Raw records

%%

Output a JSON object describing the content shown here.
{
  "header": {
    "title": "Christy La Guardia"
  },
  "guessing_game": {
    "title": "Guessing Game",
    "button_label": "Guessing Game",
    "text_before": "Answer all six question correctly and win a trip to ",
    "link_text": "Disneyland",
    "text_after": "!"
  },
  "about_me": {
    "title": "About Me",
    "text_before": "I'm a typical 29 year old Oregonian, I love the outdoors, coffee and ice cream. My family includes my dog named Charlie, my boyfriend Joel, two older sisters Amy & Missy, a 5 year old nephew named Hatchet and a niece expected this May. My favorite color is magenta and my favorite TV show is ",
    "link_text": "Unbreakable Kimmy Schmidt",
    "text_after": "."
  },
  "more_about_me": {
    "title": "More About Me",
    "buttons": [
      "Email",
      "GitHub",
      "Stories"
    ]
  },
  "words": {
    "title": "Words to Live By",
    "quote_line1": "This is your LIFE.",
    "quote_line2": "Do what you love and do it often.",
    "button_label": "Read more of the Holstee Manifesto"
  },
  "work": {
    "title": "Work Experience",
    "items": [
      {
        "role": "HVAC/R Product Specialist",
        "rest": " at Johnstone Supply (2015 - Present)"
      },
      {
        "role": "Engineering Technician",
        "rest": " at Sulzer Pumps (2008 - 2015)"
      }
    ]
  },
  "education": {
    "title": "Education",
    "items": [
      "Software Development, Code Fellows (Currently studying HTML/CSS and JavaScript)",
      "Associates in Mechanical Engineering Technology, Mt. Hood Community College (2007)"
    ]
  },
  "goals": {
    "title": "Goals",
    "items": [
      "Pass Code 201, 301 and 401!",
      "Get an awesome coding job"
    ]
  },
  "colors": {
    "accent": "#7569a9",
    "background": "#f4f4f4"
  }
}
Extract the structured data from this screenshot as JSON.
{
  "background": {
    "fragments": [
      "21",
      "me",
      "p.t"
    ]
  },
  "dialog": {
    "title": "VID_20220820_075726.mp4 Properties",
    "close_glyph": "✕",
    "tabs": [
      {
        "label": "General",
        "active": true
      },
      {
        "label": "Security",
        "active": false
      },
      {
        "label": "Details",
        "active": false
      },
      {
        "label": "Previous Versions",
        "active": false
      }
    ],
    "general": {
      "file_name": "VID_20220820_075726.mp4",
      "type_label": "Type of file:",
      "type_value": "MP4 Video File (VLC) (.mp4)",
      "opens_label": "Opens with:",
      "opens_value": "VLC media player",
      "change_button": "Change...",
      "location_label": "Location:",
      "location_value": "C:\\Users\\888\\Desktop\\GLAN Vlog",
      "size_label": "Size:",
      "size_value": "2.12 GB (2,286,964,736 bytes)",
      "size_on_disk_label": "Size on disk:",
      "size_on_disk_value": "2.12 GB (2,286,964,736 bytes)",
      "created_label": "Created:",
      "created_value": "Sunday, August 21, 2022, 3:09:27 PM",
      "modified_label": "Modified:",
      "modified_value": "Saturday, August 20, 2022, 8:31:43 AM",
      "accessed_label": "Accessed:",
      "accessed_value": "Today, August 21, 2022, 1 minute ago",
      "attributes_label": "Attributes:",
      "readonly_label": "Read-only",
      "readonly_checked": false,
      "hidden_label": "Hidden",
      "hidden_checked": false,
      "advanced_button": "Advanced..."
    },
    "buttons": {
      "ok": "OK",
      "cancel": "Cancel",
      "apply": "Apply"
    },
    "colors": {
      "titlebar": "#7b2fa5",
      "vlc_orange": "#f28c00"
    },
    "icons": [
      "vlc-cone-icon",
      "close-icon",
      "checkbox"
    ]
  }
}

%%

* The task
Show every line from the listing above in which the string "JSON" appears.

* Exercise result
Output a JSON object describing the content shown here.
Extract the structured data from this screenshot as JSON.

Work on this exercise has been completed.